++++ Supplied material

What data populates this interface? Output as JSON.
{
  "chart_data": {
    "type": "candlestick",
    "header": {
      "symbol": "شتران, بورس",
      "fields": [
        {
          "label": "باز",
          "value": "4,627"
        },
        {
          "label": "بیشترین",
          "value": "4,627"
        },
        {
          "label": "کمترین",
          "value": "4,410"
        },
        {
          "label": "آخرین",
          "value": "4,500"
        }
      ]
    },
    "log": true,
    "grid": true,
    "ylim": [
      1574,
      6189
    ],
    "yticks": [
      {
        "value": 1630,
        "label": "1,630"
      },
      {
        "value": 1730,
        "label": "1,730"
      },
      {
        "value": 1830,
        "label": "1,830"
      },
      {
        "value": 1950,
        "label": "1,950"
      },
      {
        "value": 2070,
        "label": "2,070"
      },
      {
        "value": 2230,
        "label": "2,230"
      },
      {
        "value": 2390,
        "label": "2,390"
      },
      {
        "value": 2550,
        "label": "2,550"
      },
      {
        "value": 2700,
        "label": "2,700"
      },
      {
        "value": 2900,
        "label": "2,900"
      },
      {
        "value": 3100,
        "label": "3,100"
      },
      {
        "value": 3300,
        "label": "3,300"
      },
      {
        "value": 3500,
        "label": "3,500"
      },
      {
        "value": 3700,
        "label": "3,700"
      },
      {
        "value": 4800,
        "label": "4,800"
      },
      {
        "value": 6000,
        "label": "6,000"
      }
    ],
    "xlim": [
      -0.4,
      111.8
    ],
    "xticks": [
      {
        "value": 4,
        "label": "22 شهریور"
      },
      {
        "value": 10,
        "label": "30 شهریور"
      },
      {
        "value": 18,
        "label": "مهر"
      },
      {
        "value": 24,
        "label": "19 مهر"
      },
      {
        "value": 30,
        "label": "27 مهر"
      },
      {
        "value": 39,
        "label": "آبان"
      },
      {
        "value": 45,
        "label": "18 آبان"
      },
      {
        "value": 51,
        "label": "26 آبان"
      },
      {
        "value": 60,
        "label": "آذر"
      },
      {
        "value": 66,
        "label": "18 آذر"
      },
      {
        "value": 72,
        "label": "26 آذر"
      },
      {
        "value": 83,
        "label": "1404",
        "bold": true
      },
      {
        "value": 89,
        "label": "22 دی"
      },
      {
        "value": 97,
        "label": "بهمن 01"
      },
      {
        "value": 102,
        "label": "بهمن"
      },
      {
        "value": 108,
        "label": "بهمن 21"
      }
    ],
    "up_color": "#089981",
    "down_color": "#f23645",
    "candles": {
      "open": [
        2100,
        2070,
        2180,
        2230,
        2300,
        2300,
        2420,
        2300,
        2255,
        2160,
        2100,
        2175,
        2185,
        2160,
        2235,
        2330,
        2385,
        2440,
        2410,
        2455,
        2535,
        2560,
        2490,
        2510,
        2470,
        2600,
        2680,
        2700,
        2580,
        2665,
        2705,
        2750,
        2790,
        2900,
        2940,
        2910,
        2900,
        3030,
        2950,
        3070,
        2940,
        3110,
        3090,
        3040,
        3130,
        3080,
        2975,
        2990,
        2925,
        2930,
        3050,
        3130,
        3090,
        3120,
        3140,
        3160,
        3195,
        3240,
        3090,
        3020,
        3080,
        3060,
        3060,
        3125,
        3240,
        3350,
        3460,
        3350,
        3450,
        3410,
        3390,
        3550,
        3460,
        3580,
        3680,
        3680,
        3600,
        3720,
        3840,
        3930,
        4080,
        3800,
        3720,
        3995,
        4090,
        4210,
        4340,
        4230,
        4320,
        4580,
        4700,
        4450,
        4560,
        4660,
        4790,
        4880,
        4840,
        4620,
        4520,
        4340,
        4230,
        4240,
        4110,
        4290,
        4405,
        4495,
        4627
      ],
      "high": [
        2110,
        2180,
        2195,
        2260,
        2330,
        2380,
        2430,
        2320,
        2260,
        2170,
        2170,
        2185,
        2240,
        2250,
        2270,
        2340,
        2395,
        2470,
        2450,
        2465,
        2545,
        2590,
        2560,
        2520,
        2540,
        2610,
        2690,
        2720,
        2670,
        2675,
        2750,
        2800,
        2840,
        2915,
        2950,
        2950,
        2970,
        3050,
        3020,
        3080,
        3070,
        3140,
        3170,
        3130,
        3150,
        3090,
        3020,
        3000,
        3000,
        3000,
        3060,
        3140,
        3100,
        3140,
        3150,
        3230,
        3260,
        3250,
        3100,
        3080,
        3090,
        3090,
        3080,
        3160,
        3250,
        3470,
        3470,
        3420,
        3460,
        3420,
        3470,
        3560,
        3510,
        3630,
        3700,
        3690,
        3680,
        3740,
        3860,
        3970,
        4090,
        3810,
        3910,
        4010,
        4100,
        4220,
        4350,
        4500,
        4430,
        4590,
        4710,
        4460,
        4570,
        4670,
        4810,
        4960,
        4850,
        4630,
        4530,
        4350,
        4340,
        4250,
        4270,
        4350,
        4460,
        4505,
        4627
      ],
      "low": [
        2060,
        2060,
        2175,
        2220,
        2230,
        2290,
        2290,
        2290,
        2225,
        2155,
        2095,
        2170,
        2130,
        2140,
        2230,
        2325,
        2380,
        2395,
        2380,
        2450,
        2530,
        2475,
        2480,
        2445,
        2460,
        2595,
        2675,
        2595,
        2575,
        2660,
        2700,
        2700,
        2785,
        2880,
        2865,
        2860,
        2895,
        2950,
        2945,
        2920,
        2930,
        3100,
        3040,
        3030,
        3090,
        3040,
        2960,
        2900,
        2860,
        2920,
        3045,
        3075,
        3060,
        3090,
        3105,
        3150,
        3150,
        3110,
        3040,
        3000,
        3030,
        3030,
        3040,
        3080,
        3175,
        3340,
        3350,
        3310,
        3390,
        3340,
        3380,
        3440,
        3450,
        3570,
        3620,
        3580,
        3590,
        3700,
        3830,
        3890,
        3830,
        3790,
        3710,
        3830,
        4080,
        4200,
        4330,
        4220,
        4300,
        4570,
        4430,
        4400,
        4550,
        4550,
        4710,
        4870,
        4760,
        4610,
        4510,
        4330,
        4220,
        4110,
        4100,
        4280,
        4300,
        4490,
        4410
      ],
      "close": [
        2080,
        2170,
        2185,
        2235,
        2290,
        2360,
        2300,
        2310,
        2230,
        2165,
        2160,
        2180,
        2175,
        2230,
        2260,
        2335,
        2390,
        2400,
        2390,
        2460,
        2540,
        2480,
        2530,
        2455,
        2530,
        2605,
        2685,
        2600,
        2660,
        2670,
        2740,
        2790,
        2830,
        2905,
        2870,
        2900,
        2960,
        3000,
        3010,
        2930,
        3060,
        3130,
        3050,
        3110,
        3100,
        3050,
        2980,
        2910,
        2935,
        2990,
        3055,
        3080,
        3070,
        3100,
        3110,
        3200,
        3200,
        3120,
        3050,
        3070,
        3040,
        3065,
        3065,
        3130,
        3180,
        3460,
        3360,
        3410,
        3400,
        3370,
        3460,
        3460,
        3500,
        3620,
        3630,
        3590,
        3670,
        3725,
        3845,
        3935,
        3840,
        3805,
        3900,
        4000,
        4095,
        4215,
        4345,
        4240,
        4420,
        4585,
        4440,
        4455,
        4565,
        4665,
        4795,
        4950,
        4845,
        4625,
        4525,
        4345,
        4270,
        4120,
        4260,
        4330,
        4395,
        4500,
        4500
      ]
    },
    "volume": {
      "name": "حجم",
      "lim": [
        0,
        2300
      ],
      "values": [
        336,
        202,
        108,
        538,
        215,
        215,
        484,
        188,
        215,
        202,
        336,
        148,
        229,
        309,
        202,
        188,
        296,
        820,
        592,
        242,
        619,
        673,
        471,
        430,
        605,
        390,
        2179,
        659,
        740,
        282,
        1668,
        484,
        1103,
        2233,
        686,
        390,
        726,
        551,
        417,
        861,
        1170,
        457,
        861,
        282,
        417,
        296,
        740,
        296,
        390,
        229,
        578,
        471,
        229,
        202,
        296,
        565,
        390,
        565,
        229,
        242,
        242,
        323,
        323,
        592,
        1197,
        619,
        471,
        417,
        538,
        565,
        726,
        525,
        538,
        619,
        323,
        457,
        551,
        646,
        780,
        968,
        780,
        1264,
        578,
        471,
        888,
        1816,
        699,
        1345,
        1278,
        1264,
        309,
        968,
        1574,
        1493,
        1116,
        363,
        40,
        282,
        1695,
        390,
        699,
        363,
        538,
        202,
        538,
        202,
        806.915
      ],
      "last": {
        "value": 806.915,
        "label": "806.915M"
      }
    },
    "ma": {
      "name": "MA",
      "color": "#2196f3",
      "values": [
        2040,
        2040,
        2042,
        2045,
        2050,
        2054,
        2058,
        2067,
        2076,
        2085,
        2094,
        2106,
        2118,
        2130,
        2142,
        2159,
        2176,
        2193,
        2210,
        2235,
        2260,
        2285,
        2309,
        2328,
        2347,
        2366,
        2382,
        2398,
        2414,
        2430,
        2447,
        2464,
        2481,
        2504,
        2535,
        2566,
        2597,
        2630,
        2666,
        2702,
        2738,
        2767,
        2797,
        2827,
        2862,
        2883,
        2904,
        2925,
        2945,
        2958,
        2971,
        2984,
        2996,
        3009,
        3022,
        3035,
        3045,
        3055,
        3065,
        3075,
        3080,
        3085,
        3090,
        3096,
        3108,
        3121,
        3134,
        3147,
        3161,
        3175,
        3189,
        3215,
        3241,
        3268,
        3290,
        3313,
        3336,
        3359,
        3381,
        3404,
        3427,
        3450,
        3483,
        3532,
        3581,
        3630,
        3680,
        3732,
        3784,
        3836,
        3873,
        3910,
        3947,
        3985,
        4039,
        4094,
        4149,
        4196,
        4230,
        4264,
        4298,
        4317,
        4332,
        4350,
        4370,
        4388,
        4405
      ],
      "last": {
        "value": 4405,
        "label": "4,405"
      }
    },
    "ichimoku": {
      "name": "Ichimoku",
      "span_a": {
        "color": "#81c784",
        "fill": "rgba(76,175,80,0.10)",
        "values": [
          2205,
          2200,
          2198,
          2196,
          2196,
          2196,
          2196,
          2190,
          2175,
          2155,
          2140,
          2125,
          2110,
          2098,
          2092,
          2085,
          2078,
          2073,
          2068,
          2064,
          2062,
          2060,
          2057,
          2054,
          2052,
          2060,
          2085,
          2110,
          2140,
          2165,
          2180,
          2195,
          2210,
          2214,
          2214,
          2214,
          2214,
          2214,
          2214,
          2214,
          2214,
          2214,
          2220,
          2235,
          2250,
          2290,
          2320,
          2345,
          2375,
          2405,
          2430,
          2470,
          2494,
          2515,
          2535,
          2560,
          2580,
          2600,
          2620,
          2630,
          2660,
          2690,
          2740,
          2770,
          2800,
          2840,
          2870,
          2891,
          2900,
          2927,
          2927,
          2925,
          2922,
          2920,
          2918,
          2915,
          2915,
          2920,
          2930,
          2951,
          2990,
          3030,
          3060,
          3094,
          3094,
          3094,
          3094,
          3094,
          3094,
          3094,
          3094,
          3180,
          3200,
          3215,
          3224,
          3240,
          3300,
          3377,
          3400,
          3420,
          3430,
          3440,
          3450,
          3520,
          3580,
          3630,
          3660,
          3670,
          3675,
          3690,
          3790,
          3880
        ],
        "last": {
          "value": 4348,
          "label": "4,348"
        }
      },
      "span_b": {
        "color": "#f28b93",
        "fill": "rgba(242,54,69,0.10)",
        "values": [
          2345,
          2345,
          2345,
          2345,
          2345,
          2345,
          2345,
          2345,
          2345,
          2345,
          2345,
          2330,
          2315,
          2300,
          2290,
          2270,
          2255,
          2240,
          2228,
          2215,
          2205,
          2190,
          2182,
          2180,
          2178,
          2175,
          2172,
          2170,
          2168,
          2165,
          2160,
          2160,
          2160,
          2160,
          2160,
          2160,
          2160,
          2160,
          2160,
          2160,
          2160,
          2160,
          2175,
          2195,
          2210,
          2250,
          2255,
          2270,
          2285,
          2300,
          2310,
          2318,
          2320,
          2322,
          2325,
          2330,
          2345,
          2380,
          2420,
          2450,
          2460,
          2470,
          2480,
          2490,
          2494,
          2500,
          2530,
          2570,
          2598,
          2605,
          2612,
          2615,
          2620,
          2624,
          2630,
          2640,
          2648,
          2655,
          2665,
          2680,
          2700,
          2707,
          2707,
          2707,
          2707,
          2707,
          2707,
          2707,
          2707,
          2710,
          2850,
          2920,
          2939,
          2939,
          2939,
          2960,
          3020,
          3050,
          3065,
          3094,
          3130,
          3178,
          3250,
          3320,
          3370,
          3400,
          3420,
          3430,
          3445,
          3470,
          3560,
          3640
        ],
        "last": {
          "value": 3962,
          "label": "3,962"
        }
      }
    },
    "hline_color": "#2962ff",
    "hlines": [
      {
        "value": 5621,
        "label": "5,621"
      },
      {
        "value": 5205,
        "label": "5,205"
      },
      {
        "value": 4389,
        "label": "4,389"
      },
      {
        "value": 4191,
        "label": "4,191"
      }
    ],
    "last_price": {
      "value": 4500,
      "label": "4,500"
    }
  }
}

++++++++

# [What the task requires]
Check every line for "آبان" and show the ones that have it.

# [Written reply]
        "label": "آبان"
        "label": "18 آبان"
        "label": "26 آبان"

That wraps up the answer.